_Provided material:_
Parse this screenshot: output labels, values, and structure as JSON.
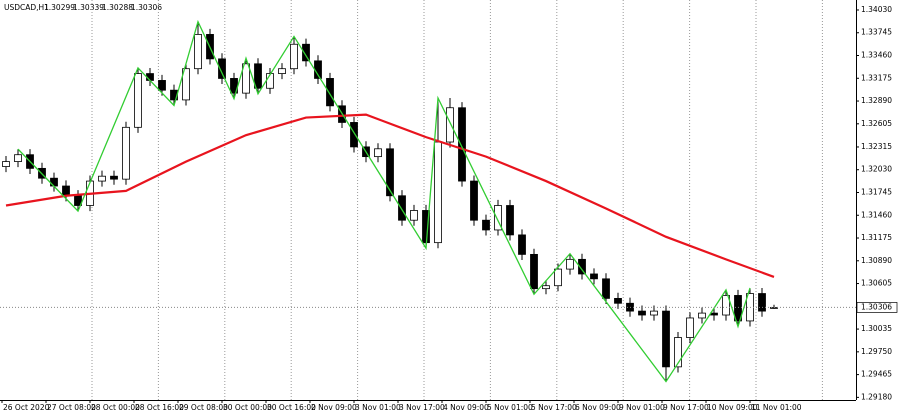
{
  "chart_data": {
    "type": "candlestick",
    "header": {
      "symbol": "USDCAD,H1",
      "open": 1.30299,
      "high": 1.30339,
      "low": 1.30288,
      "close": 1.30306
    },
    "open": [
      1.3207,
      1.32132,
      1.32218,
      1.32047,
      1.31924,
      1.31826,
      1.31704,
      1.31582,
      1.31888,
      1.31949,
      1.31912,
      1.32561,
      1.33234,
      1.33148,
      1.33026,
      1.32904,
      1.33295,
      1.33724,
      1.33418,
      1.33173,
      1.32989,
      1.33356,
      1.3305,
      1.33234,
      1.33295,
      1.33601,
      1.33393,
      1.33173,
      1.3283,
      1.32622,
      1.32316,
      1.32194,
      1.32292,
      1.31704,
      1.31398,
      1.3152,
      1.31117,
      1.32377,
      1.32806,
      1.31888,
      1.31398,
      1.31276,
      1.31582,
      1.31214,
      1.3097,
      1.30541,
      1.30578,
      1.30786,
      1.30908,
      1.30725,
      1.30664,
      1.30419,
      1.30358,
      1.3026,
      1.30211,
      1.3026,
      1.29562,
      1.29929,
      1.30174,
      1.30235,
      1.30211,
      1.30456,
      1.30137,
      1.3048,
      1.30299
    ],
    "high": [
      1.32202,
      1.32288,
      1.32288,
      1.32117,
      1.31994,
      1.31896,
      1.31774,
      1.31958,
      1.32019,
      1.32019,
      1.32631,
      1.33304,
      1.33304,
      1.33218,
      1.33096,
      1.33365,
      1.33883,
      1.33794,
      1.33488,
      1.33243,
      1.33426,
      1.33426,
      1.33304,
      1.33365,
      1.33699,
      1.33671,
      1.33463,
      1.33243,
      1.329,
      1.32692,
      1.32386,
      1.32362,
      1.32362,
      1.31774,
      1.3159,
      1.3159,
      1.32928,
      1.32928,
      1.32876,
      1.31958,
      1.31468,
      1.31652,
      1.31652,
      1.31284,
      1.3104,
      1.30648,
      1.30856,
      1.30978,
      1.30978,
      1.30795,
      1.30734,
      1.30489,
      1.30428,
      1.3033,
      1.3033,
      1.3033,
      1.29999,
      1.30244,
      1.30305,
      1.30305,
      1.30526,
      1.30526,
      1.3055,
      1.3055,
      1.30339
    ],
    "low": [
      1.32,
      1.32062,
      1.31977,
      1.31854,
      1.31756,
      1.31634,
      1.31512,
      1.31512,
      1.31818,
      1.31842,
      1.31842,
      1.32491,
      1.33078,
      1.32956,
      1.32834,
      1.32834,
      1.33225,
      1.33348,
      1.33103,
      1.32919,
      1.32919,
      1.3298,
      1.3298,
      1.33164,
      1.33225,
      1.33323,
      1.33103,
      1.3276,
      1.32552,
      1.32246,
      1.32124,
      1.32124,
      1.31634,
      1.31328,
      1.31328,
      1.31047,
      1.31047,
      1.32307,
      1.31818,
      1.31328,
      1.31206,
      1.31206,
      1.31144,
      1.309,
      1.30471,
      1.30471,
      1.30508,
      1.30716,
      1.30655,
      1.30594,
      1.30349,
      1.30288,
      1.3019,
      1.30141,
      1.30141,
      1.29378,
      1.29492,
      1.29859,
      1.30104,
      1.30141,
      1.30141,
      1.30067,
      1.30067,
      1.3019,
      1.30288
    ],
    "close": [
      1.32132,
      1.32218,
      1.32047,
      1.31924,
      1.31826,
      1.31704,
      1.31582,
      1.31888,
      1.31949,
      1.31912,
      1.32561,
      1.33234,
      1.33148,
      1.33026,
      1.32904,
      1.33295,
      1.33724,
      1.33418,
      1.33173,
      1.32989,
      1.33356,
      1.3305,
      1.33234,
      1.33295,
      1.33601,
      1.33393,
      1.33173,
      1.3283,
      1.32622,
      1.32316,
      1.32194,
      1.32292,
      1.31704,
      1.31398,
      1.3152,
      1.31117,
      1.32377,
      1.32806,
      1.31888,
      1.31398,
      1.31276,
      1.31582,
      1.31214,
      1.3097,
      1.30541,
      1.30578,
      1.30786,
      1.30908,
      1.30725,
      1.30664,
      1.30419,
      1.30358,
      1.3026,
      1.30211,
      1.3026,
      1.29562,
      1.29929,
      1.30174,
      1.30235,
      1.30211,
      1.30456,
      1.30137,
      1.3048,
      1.3026,
      1.30306
    ],
    "overlays": {
      "ma": {
        "color": "#e8141e",
        "x": [
          0,
          5,
          10,
          15,
          20,
          25,
          30,
          35,
          40,
          45,
          50,
          55,
          60,
          64
        ],
        "values": [
          1.31582,
          1.31704,
          1.31765,
          1.32132,
          1.32463,
          1.32683,
          1.3272,
          1.32438,
          1.32194,
          1.31888,
          1.31545,
          1.3119,
          1.30908,
          1.30688
        ]
      },
      "zigzag": {
        "color": "#32cd32",
        "x": [
          1,
          6,
          11,
          14,
          16,
          19,
          20,
          21,
          24,
          35,
          36,
          44,
          47,
          55,
          60,
          61,
          62
        ],
        "values": [
          1.32288,
          1.31512,
          1.33304,
          1.32834,
          1.33883,
          1.32919,
          1.33426,
          1.3298,
          1.33699,
          1.31047,
          1.32928,
          1.30471,
          1.30978,
          1.29378,
          1.30526,
          1.30067,
          1.3055
        ]
      }
    },
    "current_price": 1.30306,
    "x_labels": [
      "26 Oct 2020",
      "27 Oct 08:00",
      "28 Oct 00:00",
      "28 Oct 16:00",
      "29 Oct 08:00",
      "30 Oct 00:00",
      "30 Oct 16:00",
      "2 Nov 09:00",
      "3 Nov 01:00",
      "3 Nov 17:00",
      "4 Nov 09:00",
      "5 Nov 01:00",
      "5 Nov 17:00",
      "6 Nov 09:00",
      "9 Nov 01:00",
      "9 Nov 17:00",
      "10 Nov 09:00",
      "11 Nov 01:00"
    ],
    "ylim": [
      1.29147,
      1.34155
    ],
    "yticks": [
      {
        "value": 1.3403,
        "label": "1.34030"
      },
      1.33745,
      {
        "value": 1.3346,
        "label": "1.33460"
      },
      1.33175,
      {
        "value": 1.3289,
        "label": "1.32890"
      },
      1.32605,
      1.32315,
      {
        "value": 1.3203,
        "label": "1.32030"
      },
      1.31745,
      {
        "value": 1.3146,
        "label": "1.31460"
      },
      1.31175,
      {
        "value": 1.3089,
        "label": "1.30890"
      },
      1.30605,
      1.30035,
      {
        "value": 1.2975,
        "label": "1.29750"
      },
      1.29465,
      {
        "value": 1.2918,
        "label": "1.29180"
      }
    ],
    "grid": true
  }
}
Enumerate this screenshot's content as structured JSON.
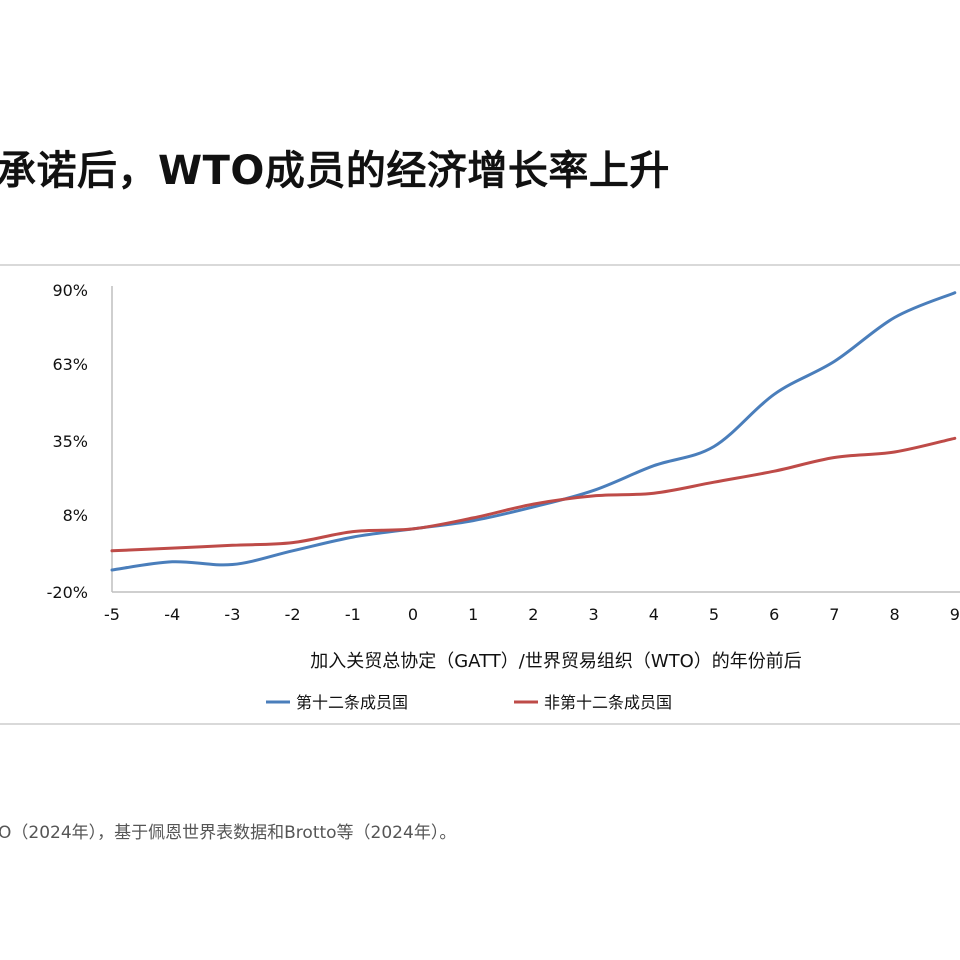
{
  "page": {
    "title": "承诺后，WTO成员的经济增长率上升",
    "source": "O（2024年），基于佩恩世界表数据和Brotto等（2024年）。"
  },
  "chart_data": {
    "type": "line",
    "title": "",
    "xlabel": "加入关贸总协定（GATT）/世界贸易组织（WTO）的年份前后",
    "ylabel": "",
    "x": [
      -5,
      -4,
      -3,
      -2,
      -1,
      0,
      1,
      2,
      3,
      4,
      5,
      6,
      7,
      8,
      9
    ],
    "x_ticks": [
      "-5",
      "-4",
      "-3",
      "-2",
      "-1",
      "0",
      "1",
      "2",
      "3",
      "4",
      "5",
      "6",
      "7",
      "8",
      "9"
    ],
    "y_ticks": [
      "90%",
      "63%",
      "35%",
      "8%",
      "-20%"
    ],
    "y_tick_values": [
      90,
      63,
      35,
      8,
      -20
    ],
    "ylim": [
      -20,
      90
    ],
    "grid": false,
    "legend_position": "bottom",
    "series": [
      {
        "name": "第十二条成员国",
        "color": "#4a7ebb",
        "values": [
          -12,
          -9,
          -10,
          -5,
          0,
          3,
          6,
          11,
          17,
          26,
          33,
          52,
          64,
          80,
          89
        ]
      },
      {
        "name": "非第十二条成员国",
        "color": "#be4b48",
        "values": [
          -5,
          -4,
          -3,
          -2,
          2,
          3,
          7,
          12,
          15,
          16,
          20,
          24,
          29,
          31,
          36
        ]
      }
    ]
  }
}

_Exercise brief:_
Give every line of the material that includes the string "color".

_Answer for this exercise:_
        "color": "#e8141e",
        "color": "#32cd32",
        "color": "#4a7ebb",
        "color": "#be4b48",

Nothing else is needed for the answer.